-- START Records supplied --

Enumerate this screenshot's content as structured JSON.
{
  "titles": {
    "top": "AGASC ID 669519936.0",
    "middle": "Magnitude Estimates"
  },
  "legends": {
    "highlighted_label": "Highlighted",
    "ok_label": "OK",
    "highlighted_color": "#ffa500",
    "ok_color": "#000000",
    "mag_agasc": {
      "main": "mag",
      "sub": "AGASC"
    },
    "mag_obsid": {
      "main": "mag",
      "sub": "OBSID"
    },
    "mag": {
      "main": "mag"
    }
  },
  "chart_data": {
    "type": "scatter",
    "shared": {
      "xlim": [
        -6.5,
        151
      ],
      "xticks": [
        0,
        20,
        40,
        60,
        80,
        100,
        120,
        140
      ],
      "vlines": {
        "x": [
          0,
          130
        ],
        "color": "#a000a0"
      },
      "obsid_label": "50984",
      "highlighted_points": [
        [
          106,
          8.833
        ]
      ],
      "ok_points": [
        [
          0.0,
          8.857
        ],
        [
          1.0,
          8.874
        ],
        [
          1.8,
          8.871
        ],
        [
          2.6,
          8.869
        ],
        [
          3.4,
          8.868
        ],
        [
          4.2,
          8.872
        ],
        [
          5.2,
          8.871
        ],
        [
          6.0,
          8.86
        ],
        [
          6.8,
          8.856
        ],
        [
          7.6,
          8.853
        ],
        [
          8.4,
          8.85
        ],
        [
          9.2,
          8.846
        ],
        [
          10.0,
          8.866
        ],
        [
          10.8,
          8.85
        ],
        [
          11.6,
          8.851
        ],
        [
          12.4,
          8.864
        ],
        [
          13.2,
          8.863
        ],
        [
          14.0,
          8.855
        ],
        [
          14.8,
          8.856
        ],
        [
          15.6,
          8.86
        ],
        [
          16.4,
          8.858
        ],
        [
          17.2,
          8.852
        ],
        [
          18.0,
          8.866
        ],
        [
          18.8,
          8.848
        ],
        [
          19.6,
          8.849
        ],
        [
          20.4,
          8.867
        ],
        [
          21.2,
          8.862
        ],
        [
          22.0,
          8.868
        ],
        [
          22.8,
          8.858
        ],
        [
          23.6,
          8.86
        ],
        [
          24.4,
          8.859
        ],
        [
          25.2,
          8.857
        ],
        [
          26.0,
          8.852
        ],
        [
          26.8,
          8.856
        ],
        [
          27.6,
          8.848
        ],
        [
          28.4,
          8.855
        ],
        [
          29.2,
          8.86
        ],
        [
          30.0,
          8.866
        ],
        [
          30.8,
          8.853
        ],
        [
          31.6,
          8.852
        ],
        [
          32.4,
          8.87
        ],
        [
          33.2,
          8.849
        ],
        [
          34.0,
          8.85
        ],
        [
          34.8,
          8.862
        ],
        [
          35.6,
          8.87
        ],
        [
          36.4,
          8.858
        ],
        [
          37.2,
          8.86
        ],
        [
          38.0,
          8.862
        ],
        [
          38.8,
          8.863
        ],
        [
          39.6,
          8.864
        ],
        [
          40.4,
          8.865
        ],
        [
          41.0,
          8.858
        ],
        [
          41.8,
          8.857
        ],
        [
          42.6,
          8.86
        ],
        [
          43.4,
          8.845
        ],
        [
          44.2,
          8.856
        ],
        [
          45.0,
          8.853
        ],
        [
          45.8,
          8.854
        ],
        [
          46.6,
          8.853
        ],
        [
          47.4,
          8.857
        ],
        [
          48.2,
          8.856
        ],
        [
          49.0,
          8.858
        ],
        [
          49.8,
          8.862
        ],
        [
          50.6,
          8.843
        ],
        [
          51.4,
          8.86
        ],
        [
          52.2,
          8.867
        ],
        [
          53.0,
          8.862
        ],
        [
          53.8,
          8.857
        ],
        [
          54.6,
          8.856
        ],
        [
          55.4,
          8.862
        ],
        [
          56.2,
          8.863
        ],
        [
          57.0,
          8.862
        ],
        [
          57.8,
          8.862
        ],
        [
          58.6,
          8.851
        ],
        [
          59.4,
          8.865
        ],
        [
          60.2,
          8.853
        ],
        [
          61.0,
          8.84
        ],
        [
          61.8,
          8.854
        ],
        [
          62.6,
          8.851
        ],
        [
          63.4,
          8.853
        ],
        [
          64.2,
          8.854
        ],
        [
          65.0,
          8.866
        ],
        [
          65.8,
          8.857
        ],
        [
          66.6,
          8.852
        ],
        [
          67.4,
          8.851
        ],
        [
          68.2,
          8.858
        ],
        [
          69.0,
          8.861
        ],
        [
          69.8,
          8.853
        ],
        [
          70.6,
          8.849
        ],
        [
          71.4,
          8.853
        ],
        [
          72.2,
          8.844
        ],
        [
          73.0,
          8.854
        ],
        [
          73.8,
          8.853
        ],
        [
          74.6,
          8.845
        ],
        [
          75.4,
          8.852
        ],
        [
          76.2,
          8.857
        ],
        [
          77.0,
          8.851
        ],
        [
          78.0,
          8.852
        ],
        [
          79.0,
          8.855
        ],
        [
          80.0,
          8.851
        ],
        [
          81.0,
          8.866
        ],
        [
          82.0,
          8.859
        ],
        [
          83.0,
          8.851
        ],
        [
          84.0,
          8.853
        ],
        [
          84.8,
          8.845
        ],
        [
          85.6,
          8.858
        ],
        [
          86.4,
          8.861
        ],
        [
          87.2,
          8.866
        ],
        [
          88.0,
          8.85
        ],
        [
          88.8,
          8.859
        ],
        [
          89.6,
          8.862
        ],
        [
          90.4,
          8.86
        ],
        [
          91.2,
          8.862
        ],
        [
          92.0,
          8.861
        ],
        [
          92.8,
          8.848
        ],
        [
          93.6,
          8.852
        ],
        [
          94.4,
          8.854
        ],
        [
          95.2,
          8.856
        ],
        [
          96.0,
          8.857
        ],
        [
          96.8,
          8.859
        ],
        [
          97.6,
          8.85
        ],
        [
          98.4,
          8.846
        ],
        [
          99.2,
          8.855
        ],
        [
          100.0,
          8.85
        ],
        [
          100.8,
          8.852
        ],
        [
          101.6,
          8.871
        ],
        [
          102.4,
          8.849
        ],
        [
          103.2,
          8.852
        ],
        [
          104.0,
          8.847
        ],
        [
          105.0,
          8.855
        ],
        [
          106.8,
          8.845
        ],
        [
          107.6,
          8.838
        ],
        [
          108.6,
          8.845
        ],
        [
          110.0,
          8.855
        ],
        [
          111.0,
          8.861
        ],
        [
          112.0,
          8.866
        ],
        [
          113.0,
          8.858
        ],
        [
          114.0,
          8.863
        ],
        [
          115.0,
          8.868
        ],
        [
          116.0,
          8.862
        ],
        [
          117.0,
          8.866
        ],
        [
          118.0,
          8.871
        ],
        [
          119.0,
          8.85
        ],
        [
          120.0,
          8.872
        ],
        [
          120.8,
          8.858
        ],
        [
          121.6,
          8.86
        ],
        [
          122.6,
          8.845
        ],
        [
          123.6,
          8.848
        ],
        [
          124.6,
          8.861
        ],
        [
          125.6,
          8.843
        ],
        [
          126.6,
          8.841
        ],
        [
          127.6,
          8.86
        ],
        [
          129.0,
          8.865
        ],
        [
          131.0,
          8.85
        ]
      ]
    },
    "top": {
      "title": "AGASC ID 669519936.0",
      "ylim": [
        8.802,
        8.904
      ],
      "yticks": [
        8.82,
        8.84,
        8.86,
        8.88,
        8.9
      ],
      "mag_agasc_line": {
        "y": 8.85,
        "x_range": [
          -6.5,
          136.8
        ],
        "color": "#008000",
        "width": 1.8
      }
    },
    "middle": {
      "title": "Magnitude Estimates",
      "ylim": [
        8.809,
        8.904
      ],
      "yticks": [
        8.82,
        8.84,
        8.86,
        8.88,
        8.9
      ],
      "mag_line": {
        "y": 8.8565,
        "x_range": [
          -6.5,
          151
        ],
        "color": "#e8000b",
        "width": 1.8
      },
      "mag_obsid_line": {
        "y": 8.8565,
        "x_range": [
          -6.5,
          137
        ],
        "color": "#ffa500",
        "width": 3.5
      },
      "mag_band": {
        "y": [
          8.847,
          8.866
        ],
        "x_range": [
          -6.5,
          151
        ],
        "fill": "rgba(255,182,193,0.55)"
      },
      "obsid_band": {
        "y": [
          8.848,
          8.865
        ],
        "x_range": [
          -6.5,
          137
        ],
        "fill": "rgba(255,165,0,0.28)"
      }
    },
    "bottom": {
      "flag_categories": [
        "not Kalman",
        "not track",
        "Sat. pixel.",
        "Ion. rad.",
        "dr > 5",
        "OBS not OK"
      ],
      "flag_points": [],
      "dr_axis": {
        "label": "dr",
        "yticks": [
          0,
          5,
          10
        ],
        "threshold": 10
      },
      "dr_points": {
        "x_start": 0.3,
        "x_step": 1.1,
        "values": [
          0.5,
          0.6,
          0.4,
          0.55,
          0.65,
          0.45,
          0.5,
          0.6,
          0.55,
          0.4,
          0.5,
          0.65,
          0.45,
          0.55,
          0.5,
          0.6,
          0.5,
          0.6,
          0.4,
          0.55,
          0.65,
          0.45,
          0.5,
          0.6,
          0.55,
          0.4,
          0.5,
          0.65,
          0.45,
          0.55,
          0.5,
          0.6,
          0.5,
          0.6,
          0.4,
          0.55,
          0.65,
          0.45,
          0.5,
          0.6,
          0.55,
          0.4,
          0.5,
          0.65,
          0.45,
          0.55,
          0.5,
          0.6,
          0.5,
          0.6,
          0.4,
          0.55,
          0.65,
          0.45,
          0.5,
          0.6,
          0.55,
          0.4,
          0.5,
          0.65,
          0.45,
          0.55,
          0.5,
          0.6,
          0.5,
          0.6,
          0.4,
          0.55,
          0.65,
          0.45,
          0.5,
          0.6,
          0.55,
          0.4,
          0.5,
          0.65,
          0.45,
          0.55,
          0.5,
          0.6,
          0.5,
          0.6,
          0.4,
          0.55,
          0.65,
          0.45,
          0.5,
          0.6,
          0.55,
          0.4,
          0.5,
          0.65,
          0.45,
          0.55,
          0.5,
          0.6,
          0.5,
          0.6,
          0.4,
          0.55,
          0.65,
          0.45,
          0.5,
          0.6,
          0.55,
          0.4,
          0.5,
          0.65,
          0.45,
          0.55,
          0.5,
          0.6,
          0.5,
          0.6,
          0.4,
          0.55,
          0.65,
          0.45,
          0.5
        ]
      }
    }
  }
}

-- END Records supplied --

What this task involves:
From the data, list each line in which the string "Estimates" appears.

Answer to this task:
    "middle": "Magnitude Estimates"
      "title": "Magnitude Estimates",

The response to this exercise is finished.